[Figure record listings]
━━━━━━━━━━━━━━━━━━━━━━━━━━━━━━

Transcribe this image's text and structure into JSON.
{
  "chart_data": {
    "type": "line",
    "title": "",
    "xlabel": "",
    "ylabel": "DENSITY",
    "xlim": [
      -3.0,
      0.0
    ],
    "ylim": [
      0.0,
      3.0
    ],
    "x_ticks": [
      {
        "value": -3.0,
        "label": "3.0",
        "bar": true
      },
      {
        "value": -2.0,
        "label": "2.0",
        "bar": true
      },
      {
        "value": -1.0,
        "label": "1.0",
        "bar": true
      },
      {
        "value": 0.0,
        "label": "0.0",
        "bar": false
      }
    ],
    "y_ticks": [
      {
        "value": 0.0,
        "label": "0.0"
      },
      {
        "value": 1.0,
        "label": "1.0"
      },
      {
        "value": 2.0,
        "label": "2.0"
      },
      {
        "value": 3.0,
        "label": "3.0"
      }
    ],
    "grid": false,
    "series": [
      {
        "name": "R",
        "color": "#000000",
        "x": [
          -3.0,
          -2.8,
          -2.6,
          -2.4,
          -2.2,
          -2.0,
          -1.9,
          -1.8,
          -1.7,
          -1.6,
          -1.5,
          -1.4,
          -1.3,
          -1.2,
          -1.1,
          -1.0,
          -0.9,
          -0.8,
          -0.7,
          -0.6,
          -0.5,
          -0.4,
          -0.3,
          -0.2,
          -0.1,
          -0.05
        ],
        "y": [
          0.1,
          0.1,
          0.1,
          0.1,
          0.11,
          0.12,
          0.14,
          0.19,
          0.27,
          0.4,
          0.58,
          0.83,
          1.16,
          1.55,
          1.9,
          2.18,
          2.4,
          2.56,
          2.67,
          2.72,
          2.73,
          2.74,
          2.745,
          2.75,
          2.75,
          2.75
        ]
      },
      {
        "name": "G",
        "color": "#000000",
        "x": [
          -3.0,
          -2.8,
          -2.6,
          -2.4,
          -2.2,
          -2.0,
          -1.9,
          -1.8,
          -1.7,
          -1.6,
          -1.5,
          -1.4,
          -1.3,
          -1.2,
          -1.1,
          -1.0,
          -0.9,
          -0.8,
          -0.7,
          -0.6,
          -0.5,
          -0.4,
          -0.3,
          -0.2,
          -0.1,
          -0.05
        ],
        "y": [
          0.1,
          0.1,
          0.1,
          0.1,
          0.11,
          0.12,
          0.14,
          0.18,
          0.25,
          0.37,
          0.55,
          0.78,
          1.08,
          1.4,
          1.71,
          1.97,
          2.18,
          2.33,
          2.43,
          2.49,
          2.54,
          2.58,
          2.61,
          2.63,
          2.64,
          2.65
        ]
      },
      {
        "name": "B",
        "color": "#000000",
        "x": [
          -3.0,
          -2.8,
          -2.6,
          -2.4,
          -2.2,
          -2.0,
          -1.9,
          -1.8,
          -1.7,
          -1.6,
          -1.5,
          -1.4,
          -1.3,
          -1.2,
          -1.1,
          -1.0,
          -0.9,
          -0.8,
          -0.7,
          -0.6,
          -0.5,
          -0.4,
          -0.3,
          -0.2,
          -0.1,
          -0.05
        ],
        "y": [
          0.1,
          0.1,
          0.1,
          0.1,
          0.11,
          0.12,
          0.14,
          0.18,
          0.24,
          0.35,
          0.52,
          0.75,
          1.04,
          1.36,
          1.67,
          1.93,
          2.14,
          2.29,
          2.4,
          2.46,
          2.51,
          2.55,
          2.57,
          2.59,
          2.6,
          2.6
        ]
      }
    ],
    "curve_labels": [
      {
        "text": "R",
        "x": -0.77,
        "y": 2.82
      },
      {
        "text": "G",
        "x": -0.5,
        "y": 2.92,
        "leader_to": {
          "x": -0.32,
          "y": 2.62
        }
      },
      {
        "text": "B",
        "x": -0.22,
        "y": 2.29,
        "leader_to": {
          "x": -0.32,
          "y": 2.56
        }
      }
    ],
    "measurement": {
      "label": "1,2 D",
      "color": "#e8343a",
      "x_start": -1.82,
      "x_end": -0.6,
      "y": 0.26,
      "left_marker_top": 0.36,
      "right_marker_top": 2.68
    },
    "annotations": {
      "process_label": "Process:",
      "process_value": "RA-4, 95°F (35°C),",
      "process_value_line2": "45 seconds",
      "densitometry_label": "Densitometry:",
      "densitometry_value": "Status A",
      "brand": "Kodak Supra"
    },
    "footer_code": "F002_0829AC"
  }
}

━━━━━━━━━━━━━━━━━━━━━━━━━━━━━━

Produce a verbatim transcription of the entries above.

RESULT FOR THIS TASK —
Transcribe this image's text and structure into JSON.
{
  "chart_data": {
    "type": "line",
    "title": "",
    "xlabel": "",
    "ylabel": "DENSITY",
    "xlim": [
      -3.0,
      0.0
    ],
    "ylim": [
      0.0,
      3.0
    ],
    "x_ticks": [
      {
        "value": -3.0,
        "label": "3.0",
        "bar": true
      },
      {
        "value": -2.0,
        "label": "2.0",
        "bar": true
      },
      {
        "value": -1.0,
        "label": "1.0",
        "bar": true
      },
      {
        "value": 0.0,
        "label": "0.0",
        "bar": false
      }
    ],
    "y_ticks": [
      {
        "value": 0.0,
        "label": "0.0"
      },
      {
        "value": 1.0,
        "label": "1.0"
      },
      {
        "value": 2.0,
        "label": "2.0"
      },
      {
        "value": 3.0,
        "label": "3.0"
      }
    ],
    "grid": false,
    "series": [
      {
        "name": "R",
        "color": "#000000",
        "x": [
          -3.0,
          -2.8,
          -2.6,
          -2.4,
          -2.2,
          -2.0,
          -1.9,
          -1.8,
          -1.7,
          -1.6,
          -1.5,
          -1.4,
          -1.3,
          -1.2,
          -1.1,
          -1.0,
          -0.9,
          -0.8,
          -0.7,
          -0.6,
          -0.5,
          -0.4,
          -0.3,
          -0.2,
          -0.1,
          -0.05
        ],
        "y": [
          0.1,
          0.1,
          0.1,
          0.1,
          0.11,
          0.12,
          0.14,
          0.19,
          0.27,
          0.4,
          0.58,
          0.83,
          1.16,
          1.55,
          1.9,
          2.18,
          2.4,
          2.56,
          2.67,
          2.72,
          2.73,
          2.74,
          2.745,
          2.75,
          2.75,
          2.75
        ]
      },
      {
        "name": "G",
        "color": "#000000",
        "x": [
          -3.0,
          -2.8,
          -2.6,
          -2.4,
          -2.2,
          -2.0,
          -1.9,
          -1.8,
          -1.7,
          -1.6,
          -1.5,
          -1.4,
          -1.3,
          -1.2,
          -1.1,
          -1.0,
          -0.9,
          -0.8,
          -0.7,
          -0.6,
          -0.5,
          -0.4,
          -0.3,
          -0.2,
          -0.1,
          -0.05
        ],
        "y": [
          0.1,
          0.1,
          0.1,
          0.1,
          0.11,
          0.12,
          0.14,
          0.18,
          0.25,
          0.37,
          0.55,
          0.78,
          1.08,
          1.4,
          1.71,
          1.97,
          2.18,
          2.33,
          2.43,
          2.49,
          2.54,
          2.58,
          2.61,
          2.63,
          2.64,
          2.65
        ]
      },
      {
        "name": "B",
        "color": "#000000",
        "x": [
          -3.0,
          -2.8,
          -2.6,
          -2.4,
          -2.2,
          -2.0,
          -1.9,
          -1.8,
          -1.7,
          -1.6,
          -1.5,
          -1.4,
          -1.3,
          -1.2,
          -1.1,
          -1.0,
          -0.9,
          -0.8,
          -0.7,
          -0.6,
          -0.5,
          -0.4,
          -0.3,
          -0.2,
          -0.1,
          -0.05
        ],
        "y": [
          0.1,
          0.1,
          0.1,
          0.1,
          0.11,
          0.12,
          0.14,
          0.18,
          0.24,
          0.35,
          0.52,
          0.75,
          1.04,
          1.36,
          1.67,
          1.93,
          2.14,
          2.29,
          2.4,
          2.46,
          2.51,
          2.55,
          2.57,
          2.59,
          2.6,
          2.6
        ]
      }
    ],
    "curve_labels": [
      {
        "text": "R",
        "x": -0.77,
        "y": 2.82
      },
      {
        "text": "G",
        "x": -0.5,
        "y": 2.92,
        "leader_to": {
          "x": -0.32,
          "y": 2.62
        }
      },
      {
        "text": "B",
        "x": -0.22,
        "y": 2.29,
        "leader_to": {
          "x": -0.32,
          "y": 2.56
        }
      }
    ],
    "measurement": {
      "label": "1,2 D",
      "color": "#e8343a",
      "x_start": -1.82,
      "x_end": -0.6,
      "y": 0.26,
      "left_marker_top": 0.36,
      "right_marker_top": 2.68
    },
    "annotations": {
      "process_label": "Process:",
      "process_value": "RA-4, 95°F (35°C),",
      "process_value_line2": "45 seconds",
      "densitometry_label": "Densitometry:",
      "densitometry_value": "Status A",
      "brand": "Kodak Supra"
    },
    "footer_code": "F002_0829AC"
  }
}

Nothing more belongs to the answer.